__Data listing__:
+---+

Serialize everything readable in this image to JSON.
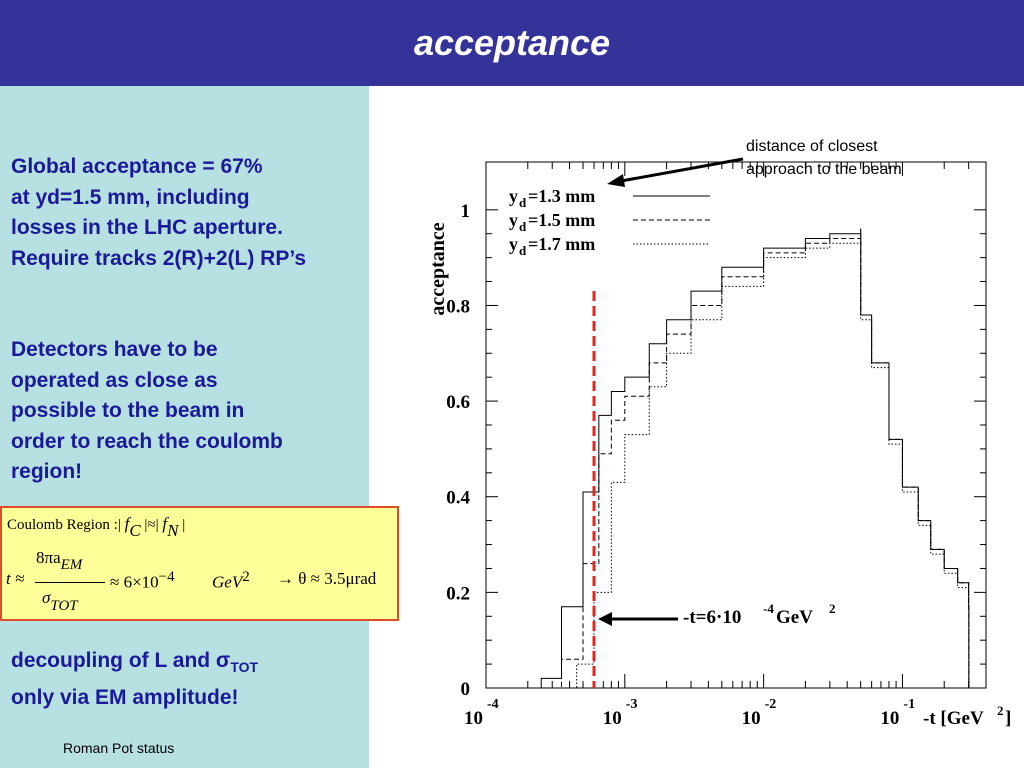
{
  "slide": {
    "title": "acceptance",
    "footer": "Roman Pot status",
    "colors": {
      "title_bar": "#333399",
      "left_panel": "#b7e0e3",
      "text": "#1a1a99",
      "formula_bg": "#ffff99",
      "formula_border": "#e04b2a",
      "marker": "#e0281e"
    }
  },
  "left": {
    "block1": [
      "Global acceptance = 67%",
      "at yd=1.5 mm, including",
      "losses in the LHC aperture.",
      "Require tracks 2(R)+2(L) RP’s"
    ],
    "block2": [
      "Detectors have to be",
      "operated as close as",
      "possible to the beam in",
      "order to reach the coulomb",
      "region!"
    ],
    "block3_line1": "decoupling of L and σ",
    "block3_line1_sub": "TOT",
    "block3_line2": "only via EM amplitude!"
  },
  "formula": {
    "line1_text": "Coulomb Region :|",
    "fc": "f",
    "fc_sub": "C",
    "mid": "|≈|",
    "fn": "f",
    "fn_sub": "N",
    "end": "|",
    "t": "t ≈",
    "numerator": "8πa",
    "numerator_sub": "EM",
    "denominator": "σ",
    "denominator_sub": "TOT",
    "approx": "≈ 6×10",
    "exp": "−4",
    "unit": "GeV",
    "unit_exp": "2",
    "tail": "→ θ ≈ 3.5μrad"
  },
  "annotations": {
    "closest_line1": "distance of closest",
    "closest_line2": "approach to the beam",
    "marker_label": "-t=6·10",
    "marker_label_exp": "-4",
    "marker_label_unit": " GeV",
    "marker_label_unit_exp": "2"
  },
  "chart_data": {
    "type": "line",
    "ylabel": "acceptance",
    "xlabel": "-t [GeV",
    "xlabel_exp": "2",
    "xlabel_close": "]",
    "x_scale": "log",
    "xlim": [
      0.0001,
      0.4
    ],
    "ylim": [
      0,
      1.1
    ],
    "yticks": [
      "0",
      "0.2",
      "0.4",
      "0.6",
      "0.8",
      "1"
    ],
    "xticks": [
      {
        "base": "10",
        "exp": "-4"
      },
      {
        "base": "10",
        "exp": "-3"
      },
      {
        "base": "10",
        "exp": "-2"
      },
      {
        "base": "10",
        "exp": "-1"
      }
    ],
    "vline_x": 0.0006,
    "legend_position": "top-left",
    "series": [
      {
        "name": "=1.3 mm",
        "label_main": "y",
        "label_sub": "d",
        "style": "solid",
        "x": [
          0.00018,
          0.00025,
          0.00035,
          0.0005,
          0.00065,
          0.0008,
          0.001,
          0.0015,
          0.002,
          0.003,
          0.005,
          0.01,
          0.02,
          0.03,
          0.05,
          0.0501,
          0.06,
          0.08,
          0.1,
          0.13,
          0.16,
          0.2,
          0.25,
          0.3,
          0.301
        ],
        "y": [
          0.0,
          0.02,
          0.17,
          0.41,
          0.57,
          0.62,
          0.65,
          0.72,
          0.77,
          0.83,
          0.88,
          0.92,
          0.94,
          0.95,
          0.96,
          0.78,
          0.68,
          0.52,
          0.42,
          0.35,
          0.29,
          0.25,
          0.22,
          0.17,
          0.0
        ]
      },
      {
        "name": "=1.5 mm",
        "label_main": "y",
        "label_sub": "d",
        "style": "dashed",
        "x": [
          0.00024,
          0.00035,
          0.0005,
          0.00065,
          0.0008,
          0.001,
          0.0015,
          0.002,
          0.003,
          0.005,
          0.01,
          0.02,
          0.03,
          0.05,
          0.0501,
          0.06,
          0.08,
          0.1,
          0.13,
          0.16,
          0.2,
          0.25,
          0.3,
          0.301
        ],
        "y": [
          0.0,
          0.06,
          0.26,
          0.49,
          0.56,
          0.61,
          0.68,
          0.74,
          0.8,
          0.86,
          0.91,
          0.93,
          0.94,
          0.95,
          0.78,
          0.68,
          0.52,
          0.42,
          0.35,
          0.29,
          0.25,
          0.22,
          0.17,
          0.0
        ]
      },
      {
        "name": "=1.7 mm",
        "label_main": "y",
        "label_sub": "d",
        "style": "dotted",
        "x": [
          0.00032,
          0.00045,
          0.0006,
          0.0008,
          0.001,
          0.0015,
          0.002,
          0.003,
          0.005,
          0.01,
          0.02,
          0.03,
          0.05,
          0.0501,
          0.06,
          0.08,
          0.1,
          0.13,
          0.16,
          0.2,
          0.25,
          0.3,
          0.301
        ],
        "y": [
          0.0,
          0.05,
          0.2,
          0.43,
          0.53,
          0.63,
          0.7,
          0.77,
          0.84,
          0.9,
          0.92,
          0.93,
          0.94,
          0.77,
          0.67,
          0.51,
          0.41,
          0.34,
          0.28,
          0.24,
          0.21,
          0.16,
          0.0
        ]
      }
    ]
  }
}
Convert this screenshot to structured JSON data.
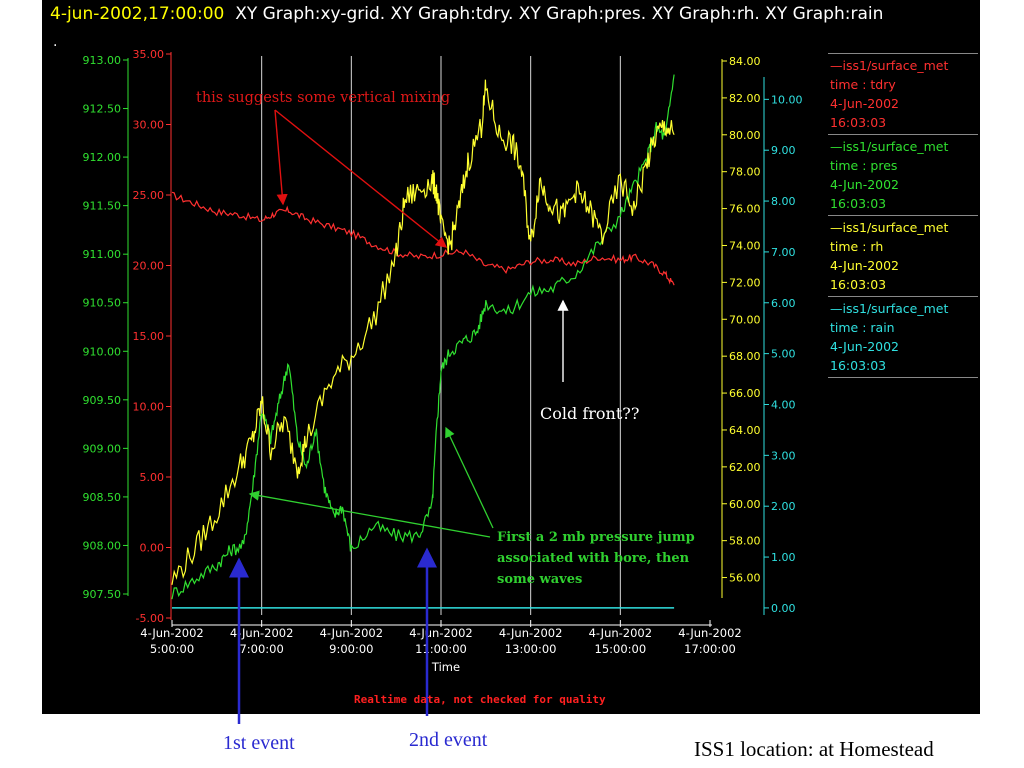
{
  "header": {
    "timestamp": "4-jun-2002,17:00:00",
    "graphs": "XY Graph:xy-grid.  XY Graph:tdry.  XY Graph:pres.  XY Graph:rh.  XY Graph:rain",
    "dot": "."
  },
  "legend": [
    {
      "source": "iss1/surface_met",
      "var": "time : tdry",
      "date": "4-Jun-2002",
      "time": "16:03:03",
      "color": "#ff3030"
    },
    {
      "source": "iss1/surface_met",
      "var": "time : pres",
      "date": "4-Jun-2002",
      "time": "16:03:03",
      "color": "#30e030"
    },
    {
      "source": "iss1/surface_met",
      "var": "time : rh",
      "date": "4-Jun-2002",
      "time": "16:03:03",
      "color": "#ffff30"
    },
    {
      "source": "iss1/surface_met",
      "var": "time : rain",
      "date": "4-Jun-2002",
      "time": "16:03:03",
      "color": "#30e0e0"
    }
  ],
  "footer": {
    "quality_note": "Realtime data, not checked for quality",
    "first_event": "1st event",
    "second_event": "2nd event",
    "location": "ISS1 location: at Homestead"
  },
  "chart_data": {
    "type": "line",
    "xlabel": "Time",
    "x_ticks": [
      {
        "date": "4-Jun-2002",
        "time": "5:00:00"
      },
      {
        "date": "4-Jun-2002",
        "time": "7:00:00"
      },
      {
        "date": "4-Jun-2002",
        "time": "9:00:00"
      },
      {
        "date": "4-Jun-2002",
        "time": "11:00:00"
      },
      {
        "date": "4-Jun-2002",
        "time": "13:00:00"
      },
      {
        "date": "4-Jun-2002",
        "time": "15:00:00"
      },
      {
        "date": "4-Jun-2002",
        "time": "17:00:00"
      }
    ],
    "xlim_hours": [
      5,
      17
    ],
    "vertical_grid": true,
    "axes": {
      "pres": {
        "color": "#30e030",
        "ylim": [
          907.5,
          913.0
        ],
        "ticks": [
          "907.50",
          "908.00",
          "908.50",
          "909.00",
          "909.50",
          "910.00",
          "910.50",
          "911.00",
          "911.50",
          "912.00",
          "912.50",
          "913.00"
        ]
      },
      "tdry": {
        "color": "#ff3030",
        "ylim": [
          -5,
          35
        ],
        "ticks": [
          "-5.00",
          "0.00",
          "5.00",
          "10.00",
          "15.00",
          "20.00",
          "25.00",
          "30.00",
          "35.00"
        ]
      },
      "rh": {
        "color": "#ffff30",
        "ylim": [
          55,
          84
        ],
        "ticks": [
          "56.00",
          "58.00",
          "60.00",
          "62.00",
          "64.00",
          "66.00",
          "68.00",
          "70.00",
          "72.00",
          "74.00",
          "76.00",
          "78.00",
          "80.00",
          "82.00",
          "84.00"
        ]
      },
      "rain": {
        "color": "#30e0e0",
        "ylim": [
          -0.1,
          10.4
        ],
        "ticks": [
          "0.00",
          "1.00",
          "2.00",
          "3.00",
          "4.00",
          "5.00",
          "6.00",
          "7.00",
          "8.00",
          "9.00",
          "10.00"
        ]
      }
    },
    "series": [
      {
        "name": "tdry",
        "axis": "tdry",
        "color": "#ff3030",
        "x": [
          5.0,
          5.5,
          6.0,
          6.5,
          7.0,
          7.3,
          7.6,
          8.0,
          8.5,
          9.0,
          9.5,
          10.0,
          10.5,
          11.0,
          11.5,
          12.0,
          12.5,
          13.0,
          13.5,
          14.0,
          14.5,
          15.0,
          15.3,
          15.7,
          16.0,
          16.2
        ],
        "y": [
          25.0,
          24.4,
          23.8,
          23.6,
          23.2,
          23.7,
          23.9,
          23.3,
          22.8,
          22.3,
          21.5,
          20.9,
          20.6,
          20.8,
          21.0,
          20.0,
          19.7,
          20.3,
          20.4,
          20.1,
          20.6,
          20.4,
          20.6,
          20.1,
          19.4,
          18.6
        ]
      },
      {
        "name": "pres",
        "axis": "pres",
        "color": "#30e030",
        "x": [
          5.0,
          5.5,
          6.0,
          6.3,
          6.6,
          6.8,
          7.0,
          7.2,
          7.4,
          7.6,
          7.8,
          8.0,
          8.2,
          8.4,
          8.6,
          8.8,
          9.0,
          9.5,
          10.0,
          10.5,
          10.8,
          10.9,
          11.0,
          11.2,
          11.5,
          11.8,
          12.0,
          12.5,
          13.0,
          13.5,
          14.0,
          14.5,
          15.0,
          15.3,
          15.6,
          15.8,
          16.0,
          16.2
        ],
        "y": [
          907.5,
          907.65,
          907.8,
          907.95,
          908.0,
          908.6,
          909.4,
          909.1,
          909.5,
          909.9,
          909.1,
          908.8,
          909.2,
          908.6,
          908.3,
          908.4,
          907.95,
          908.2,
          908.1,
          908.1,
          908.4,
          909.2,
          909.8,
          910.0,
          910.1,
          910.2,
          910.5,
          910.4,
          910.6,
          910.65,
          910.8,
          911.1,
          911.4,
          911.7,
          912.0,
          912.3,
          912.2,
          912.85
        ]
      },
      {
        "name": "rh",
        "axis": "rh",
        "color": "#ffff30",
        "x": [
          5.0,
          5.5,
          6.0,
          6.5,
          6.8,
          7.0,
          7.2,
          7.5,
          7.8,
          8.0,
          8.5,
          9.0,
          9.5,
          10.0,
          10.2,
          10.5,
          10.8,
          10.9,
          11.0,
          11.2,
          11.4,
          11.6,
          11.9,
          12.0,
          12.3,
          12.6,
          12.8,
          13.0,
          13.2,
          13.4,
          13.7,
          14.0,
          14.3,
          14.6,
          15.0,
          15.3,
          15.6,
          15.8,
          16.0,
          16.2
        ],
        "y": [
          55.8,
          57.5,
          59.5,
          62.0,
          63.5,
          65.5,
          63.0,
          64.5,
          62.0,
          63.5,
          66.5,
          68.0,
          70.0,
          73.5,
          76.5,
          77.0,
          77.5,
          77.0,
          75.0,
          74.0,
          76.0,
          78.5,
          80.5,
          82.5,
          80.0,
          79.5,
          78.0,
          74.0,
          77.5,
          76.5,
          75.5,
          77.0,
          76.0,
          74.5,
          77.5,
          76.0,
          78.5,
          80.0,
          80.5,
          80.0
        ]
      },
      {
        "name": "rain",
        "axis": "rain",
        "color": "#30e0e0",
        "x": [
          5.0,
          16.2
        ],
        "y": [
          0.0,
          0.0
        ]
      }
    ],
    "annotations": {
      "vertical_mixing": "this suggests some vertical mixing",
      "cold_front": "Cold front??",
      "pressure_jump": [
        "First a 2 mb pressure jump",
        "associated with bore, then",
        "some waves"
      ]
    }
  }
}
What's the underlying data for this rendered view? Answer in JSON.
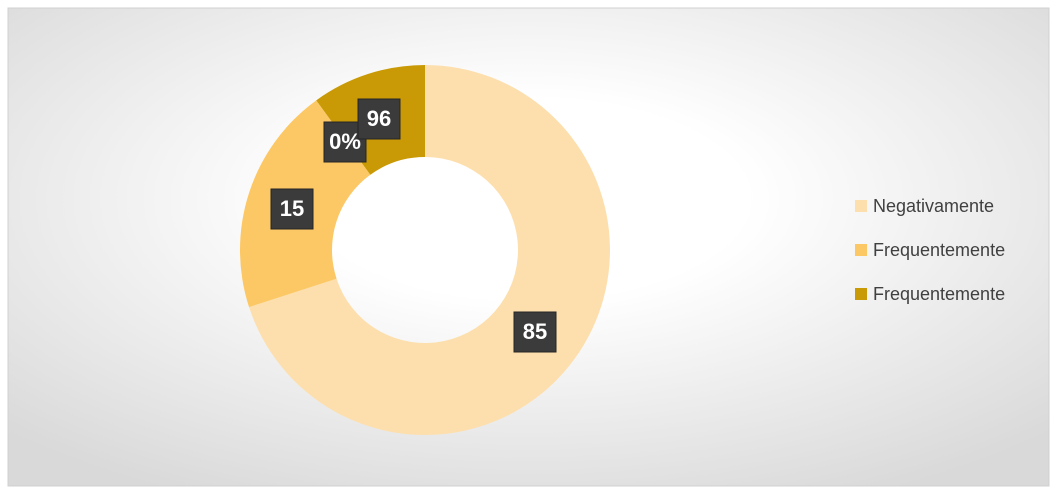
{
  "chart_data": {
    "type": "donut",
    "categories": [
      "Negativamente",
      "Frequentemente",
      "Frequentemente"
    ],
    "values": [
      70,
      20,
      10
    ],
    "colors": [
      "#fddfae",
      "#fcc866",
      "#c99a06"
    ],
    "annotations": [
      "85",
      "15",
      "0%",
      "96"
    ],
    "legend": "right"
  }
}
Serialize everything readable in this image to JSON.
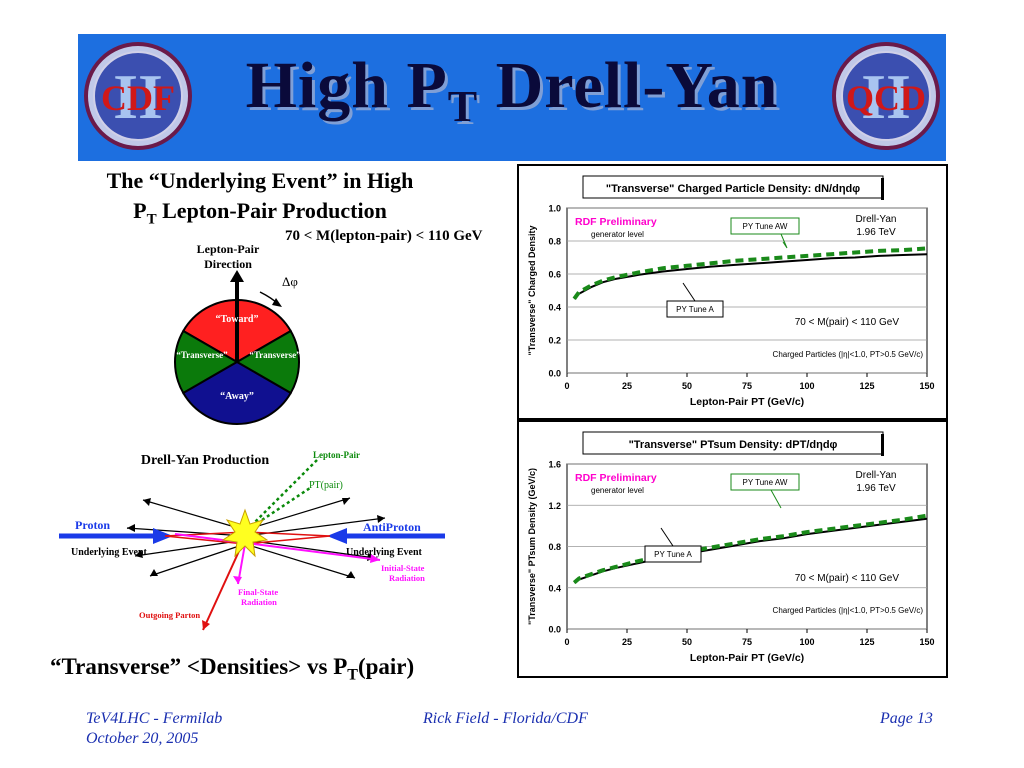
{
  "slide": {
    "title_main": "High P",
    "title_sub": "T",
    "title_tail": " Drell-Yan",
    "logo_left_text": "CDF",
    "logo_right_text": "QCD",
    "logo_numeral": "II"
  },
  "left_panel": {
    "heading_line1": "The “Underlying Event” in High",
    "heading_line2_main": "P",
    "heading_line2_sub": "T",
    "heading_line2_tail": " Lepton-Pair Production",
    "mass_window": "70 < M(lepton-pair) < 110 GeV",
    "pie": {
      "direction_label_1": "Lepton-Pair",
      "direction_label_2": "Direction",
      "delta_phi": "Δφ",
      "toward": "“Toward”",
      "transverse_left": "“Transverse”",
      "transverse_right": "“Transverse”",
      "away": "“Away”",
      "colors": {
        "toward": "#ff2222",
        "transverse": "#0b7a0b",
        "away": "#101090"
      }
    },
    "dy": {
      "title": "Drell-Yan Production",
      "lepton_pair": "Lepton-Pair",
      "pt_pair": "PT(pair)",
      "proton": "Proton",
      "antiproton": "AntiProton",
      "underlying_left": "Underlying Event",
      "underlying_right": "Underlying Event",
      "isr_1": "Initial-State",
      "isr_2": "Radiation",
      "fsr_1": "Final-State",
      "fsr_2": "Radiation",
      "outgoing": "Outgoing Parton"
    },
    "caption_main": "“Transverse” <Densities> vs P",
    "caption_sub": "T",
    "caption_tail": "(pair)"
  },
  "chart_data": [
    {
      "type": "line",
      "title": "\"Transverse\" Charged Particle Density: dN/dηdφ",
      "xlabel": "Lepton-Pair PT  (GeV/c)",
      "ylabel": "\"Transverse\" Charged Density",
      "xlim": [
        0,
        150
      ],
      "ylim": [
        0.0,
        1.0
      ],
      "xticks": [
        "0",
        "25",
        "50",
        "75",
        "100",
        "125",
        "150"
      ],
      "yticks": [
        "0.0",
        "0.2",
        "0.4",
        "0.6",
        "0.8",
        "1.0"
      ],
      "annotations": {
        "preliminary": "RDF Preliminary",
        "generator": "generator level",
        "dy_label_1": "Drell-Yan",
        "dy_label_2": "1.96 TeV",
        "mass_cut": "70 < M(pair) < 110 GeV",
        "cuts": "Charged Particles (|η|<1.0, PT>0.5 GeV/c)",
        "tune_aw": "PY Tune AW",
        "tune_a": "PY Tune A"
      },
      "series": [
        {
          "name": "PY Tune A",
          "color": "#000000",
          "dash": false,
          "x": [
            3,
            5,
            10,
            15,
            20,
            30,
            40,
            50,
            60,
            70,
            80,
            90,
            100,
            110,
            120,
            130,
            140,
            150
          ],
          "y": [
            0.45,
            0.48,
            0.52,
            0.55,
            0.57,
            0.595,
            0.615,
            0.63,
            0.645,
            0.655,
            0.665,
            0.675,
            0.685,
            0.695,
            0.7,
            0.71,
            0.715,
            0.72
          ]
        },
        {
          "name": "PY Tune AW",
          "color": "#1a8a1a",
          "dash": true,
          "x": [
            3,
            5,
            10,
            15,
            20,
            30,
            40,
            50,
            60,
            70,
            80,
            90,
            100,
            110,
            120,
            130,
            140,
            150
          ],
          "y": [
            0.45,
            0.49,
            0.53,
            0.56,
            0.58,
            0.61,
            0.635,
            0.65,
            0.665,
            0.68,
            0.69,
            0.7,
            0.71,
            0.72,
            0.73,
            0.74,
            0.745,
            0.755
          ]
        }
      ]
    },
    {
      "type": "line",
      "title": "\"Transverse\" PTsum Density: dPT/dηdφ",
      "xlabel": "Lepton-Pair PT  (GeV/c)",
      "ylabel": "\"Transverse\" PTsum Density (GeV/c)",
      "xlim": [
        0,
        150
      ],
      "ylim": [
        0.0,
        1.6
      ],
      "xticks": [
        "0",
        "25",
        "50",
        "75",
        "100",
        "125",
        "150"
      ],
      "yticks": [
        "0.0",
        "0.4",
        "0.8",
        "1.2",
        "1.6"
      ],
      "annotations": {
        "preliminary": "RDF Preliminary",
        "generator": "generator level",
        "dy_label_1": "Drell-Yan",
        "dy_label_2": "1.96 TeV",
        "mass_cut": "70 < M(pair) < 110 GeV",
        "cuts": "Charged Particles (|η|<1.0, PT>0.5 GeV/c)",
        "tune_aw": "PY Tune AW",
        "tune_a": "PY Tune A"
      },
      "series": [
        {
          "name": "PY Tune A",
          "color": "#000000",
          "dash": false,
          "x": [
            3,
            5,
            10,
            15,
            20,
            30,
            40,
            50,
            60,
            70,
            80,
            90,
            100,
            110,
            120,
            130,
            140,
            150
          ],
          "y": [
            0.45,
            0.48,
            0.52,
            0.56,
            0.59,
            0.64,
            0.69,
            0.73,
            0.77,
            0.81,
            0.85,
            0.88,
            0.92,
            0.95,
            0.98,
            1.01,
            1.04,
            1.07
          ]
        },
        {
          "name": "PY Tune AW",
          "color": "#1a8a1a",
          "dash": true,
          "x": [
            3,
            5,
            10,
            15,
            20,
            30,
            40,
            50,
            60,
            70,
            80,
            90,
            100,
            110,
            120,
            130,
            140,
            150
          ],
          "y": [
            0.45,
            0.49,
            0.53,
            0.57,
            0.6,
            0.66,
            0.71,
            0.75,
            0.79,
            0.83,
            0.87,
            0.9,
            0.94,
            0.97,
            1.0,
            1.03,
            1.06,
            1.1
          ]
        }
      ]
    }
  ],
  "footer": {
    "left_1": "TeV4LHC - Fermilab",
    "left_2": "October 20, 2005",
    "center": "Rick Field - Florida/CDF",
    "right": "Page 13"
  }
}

+---+

__EXERCISE DESCRIPTION__: Among the lines of the records above, count those holding the string "beam", and report only the number.

__PROBLEM SOLUTION__: 2